## Written exercise
Report the count of lines where the string "Energy" appears, and nothing else.

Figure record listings
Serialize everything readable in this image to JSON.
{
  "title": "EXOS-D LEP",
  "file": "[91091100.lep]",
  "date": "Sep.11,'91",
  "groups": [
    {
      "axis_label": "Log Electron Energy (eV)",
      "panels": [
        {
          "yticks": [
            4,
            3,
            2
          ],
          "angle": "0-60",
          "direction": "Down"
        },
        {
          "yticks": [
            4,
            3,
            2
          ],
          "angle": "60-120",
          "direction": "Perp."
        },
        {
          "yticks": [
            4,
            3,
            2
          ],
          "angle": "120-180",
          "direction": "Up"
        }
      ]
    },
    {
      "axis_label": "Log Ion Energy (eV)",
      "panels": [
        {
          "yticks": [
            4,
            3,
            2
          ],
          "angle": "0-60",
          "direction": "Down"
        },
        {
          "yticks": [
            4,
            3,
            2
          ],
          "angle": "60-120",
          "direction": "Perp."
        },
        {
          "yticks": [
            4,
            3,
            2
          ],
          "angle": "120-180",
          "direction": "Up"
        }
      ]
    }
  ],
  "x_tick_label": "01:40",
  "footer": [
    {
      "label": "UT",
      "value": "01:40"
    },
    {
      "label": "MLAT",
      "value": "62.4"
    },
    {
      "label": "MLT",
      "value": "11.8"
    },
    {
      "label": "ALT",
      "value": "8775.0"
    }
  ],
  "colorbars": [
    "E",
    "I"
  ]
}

## Exercise output
2